* INSTRUCTION: The records below must be duplicated exactly, character for character.

* AVAILABLE RECORDS:
§
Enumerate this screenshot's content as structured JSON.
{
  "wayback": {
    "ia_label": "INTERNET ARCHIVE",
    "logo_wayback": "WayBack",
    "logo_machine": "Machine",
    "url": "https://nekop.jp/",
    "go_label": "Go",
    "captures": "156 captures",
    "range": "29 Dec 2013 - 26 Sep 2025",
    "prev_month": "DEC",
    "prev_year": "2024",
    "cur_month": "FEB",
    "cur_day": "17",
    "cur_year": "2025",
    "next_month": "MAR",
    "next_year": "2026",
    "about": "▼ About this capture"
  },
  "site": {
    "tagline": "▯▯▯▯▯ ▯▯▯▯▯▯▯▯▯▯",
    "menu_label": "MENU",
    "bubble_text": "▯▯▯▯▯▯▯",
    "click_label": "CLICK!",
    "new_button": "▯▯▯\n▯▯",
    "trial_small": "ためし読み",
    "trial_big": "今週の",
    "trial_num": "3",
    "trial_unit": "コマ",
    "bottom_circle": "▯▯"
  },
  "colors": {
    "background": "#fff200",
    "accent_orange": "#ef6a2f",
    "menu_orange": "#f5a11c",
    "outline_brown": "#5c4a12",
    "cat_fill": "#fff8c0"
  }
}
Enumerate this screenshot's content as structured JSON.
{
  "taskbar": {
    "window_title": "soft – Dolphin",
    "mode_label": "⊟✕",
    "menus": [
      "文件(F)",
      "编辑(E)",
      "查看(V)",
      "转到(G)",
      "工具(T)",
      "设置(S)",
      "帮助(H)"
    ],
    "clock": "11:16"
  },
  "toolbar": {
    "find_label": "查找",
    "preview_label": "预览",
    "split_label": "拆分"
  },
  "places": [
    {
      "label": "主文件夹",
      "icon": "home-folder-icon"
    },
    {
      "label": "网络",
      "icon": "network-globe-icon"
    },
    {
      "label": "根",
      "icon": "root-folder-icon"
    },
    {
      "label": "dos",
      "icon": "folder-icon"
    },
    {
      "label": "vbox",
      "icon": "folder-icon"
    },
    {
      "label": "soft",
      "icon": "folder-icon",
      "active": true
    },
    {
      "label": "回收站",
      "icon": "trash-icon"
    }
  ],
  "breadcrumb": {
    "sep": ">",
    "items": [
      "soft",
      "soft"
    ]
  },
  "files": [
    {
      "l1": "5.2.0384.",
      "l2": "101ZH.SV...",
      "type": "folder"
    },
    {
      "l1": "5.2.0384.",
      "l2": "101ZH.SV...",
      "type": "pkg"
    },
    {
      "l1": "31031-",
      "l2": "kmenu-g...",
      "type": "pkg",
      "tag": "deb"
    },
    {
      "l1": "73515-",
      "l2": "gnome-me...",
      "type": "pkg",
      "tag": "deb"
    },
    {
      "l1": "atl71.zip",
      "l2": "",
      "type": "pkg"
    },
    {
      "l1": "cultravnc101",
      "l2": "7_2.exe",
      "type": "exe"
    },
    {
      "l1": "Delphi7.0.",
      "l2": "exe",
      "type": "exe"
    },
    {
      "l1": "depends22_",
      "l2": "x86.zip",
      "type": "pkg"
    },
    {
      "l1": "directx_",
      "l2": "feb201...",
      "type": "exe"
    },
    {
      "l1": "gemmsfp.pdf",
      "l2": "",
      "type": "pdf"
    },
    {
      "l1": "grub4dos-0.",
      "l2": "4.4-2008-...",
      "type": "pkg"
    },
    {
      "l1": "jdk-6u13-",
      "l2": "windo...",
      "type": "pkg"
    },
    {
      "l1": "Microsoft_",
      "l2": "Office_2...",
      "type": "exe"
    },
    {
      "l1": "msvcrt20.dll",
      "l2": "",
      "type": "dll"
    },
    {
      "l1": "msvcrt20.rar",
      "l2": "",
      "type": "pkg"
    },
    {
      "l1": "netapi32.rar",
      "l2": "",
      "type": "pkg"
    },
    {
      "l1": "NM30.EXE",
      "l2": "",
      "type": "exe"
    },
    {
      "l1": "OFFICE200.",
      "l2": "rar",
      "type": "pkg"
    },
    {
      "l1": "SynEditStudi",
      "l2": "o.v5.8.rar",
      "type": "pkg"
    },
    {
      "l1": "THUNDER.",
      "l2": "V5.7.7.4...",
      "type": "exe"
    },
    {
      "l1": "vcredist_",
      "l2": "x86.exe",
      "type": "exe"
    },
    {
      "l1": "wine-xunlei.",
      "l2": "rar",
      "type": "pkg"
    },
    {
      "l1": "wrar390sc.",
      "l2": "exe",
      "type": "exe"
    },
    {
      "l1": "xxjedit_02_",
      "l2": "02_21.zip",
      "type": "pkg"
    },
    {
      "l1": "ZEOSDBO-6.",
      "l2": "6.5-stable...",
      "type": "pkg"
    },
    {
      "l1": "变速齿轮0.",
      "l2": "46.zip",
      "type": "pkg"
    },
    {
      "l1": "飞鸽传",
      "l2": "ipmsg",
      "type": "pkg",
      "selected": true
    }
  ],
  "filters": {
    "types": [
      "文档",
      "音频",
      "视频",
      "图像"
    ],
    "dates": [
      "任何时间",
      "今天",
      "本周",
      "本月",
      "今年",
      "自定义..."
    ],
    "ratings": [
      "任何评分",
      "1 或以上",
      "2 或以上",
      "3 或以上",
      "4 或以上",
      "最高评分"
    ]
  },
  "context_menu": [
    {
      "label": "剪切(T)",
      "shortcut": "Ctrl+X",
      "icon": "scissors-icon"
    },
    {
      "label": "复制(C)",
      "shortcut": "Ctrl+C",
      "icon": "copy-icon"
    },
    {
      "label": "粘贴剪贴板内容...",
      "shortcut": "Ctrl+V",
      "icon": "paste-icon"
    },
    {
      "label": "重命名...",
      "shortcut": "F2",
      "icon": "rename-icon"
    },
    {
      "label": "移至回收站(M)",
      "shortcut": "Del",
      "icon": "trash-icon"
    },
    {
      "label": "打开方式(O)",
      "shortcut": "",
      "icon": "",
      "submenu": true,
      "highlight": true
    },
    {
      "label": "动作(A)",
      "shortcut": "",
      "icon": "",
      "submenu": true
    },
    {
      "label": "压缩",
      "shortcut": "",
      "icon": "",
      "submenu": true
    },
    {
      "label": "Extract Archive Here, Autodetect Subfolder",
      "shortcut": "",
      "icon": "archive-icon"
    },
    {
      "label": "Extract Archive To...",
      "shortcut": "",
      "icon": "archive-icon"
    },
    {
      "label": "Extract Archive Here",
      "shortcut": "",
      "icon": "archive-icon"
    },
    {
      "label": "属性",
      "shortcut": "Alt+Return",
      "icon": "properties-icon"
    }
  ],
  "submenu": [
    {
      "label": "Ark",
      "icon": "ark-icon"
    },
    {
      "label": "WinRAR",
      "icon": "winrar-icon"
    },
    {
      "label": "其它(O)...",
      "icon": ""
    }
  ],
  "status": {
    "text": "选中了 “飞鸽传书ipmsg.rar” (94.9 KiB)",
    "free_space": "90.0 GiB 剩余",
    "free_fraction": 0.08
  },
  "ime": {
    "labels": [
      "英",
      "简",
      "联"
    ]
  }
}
§
* SOLUTION TO THIS TASK:
Enumerate this screenshot's content as structured JSON.
{
  "wayback": {
    "ia_label": "INTERNET ARCHIVE",
    "logo_wayback": "WayBack",
    "logo_machine": "Machine",
    "url": "https://nekop.jp/",
    "go_label": "Go",
    "captures": "156 captures",
    "range": "29 Dec 2013 - 26 Sep 2025",
    "prev_month": "DEC",
    "prev_year": "2024",
    "cur_month": "FEB",
    "cur_day": "17",
    "cur_year": "2025",
    "next_month": "MAR",
    "next_year": "2026",
    "about": "▼ About this capture"
  },
  "site": {
    "tagline": "▯▯▯▯▯ ▯▯▯▯▯▯▯▯▯▯",
    "menu_label": "MENU",
    "bubble_text": "▯▯▯▯▯▯▯",
    "click_label": "CLICK!",
    "new_button": "▯▯▯\n▯▯",
    "trial_small": "ためし読み",
    "trial_big": "今週の",
    "trial_num": "3",
    "trial_unit": "コマ",
    "bottom_circle": "▯▯"
  },
  "colors": {
    "background": "#fff200",
    "accent_orange": "#ef6a2f",
    "menu_orange": "#f5a11c",
    "outline_brown": "#5c4a12",
    "cat_fill": "#fff8c0"
  }
}
Enumerate this screenshot's content as structured JSON.
{
  "taskbar": {
    "window_title": "soft – Dolphin",
    "mode_label": "⊟✕",
    "menus": [
      "文件(F)",
      "编辑(E)",
      "查看(V)",
      "转到(G)",
      "工具(T)",
      "设置(S)",
      "帮助(H)"
    ],
    "clock": "11:16"
  },
  "toolbar": {
    "find_label": "查找",
    "preview_label": "预览",
    "split_label": "拆分"
  },
  "places": [
    {
      "label": "主文件夹",
      "icon": "home-folder-icon"
    },
    {
      "label": "网络",
      "icon": "network-globe-icon"
    },
    {
      "label": "根",
      "icon": "root-folder-icon"
    },
    {
      "label": "dos",
      "icon": "folder-icon"
    },
    {
      "label": "vbox",
      "icon": "folder-icon"
    },
    {
      "label": "soft",
      "icon": "folder-icon",
      "active": true
    },
    {
      "label": "回收站",
      "icon": "trash-icon"
    }
  ],
  "breadcrumb": {
    "sep": ">",
    "items": [
      "soft",
      "soft"
    ]
  },
  "files": [
    {
      "l1": "5.2.0384.",
      "l2": "101ZH.SV...",
      "type": "folder"
    },
    {
      "l1": "5.2.0384.",
      "l2": "101ZH.SV...",
      "type": "pkg"
    },
    {
      "l1": "31031-",
      "l2": "kmenu-g...",
      "type": "pkg",
      "tag": "deb"
    },
    {
      "l1": "73515-",
      "l2": "gnome-me...",
      "type": "pkg",
      "tag": "deb"
    },
    {
      "l1": "atl71.zip",
      "l2": "",
      "type": "pkg"
    },
    {
      "l1": "cultravnc101",
      "l2": "7_2.exe",
      "type": "exe"
    },
    {
      "l1": "Delphi7.0.",
      "l2": "exe",
      "type": "exe"
    },
    {
      "l1": "depends22_",
      "l2": "x86.zip",
      "type": "pkg"
    },
    {
      "l1": "directx_",
      "l2": "feb201...",
      "type": "exe"
    },
    {
      "l1": "gemmsfp.pdf",
      "l2": "",
      "type": "pdf"
    },
    {
      "l1": "grub4dos-0.",
      "l2": "4.4-2008-...",
      "type": "pkg"
    },
    {
      "l1": "jdk-6u13-",
      "l2": "windo...",
      "type": "pkg"
    },
    {
      "l1": "Microsoft_",
      "l2": "Office_2...",
      "type": "exe"
    },
    {
      "l1": "msvcrt20.dll",
      "l2": "",
      "type": "dll"
    },
    {
      "l1": "msvcrt20.rar",
      "l2": "",
      "type": "pkg"
    },
    {
      "l1": "netapi32.rar",
      "l2": "",
      "type": "pkg"
    },
    {
      "l1": "NM30.EXE",
      "l2": "",
      "type": "exe"
    },
    {
      "l1": "OFFICE200.",
      "l2": "rar",
      "type": "pkg"
    },
    {
      "l1": "SynEditStudi",
      "l2": "o.v5.8.rar",
      "type": "pkg"
    },
    {
      "l1": "THUNDER.",
      "l2": "V5.7.7.4...",
      "type": "exe"
    },
    {
      "l1": "vcredist_",
      "l2": "x86.exe",
      "type": "exe"
    },
    {
      "l1": "wine-xunlei.",
      "l2": "rar",
      "type": "pkg"
    },
    {
      "l1": "wrar390sc.",
      "l2": "exe",
      "type": "exe"
    },
    {
      "l1": "xxjedit_02_",
      "l2": "02_21.zip",
      "type": "pkg"
    },
    {
      "l1": "ZEOSDBO-6.",
      "l2": "6.5-stable...",
      "type": "pkg"
    },
    {
      "l1": "变速齿轮0.",
      "l2": "46.zip",
      "type": "pkg"
    },
    {
      "l1": "飞鸽传",
      "l2": "ipmsg",
      "type": "pkg",
      "selected": true
    }
  ],
  "filters": {
    "types": [
      "文档",
      "音频",
      "视频",
      "图像"
    ],
    "dates": [
      "任何时间",
      "今天",
      "本周",
      "本月",
      "今年",
      "自定义..."
    ],
    "ratings": [
      "任何评分",
      "1 或以上",
      "2 或以上",
      "3 或以上",
      "4 或以上",
      "最高评分"
    ]
  },
  "context_menu": [
    {
      "label": "剪切(T)",
      "shortcut": "Ctrl+X",
      "icon": "scissors-icon"
    },
    {
      "label": "复制(C)",
      "shortcut": "Ctrl+C",
      "icon": "copy-icon"
    },
    {
      "label": "粘贴剪贴板内容...",
      "shortcut": "Ctrl+V",
      "icon": "paste-icon"
    },
    {
      "label": "重命名...",
      "shortcut": "F2",
      "icon": "rename-icon"
    },
    {
      "label": "移至回收站(M)",
      "shortcut": "Del",
      "icon": "trash-icon"
    },
    {
      "label": "打开方式(O)",
      "shortcut": "",
      "icon": "",
      "submenu": true,
      "highlight": true
    },
    {
      "label": "动作(A)",
      "shortcut": "",
      "icon": "",
      "submenu": true
    },
    {
      "label": "压缩",
      "shortcut": "",
      "icon": "",
      "submenu": true
    },
    {
      "label": "Extract Archive Here, Autodetect Subfolder",
      "shortcut": "",
      "icon": "archive-icon"
    },
    {
      "label": "Extract Archive To...",
      "shortcut": "",
      "icon": "archive-icon"
    },
    {
      "label": "Extract Archive Here",
      "shortcut": "",
      "icon": "archive-icon"
    },
    {
      "label": "属性",
      "shortcut": "Alt+Return",
      "icon": "properties-icon"
    }
  ],
  "submenu": [
    {
      "label": "Ark",
      "icon": "ark-icon"
    },
    {
      "label": "WinRAR",
      "icon": "winrar-icon"
    },
    {
      "label": "其它(O)...",
      "icon": ""
    }
  ],
  "status": {
    "text": "选中了 “飞鸽传书ipmsg.rar” (94.9 KiB)",
    "free_space": "90.0 GiB 剩余",
    "free_fraction": 0.08
  },
  "ime": {
    "labels": [
      "英",
      "简",
      "联"
    ]
  }
}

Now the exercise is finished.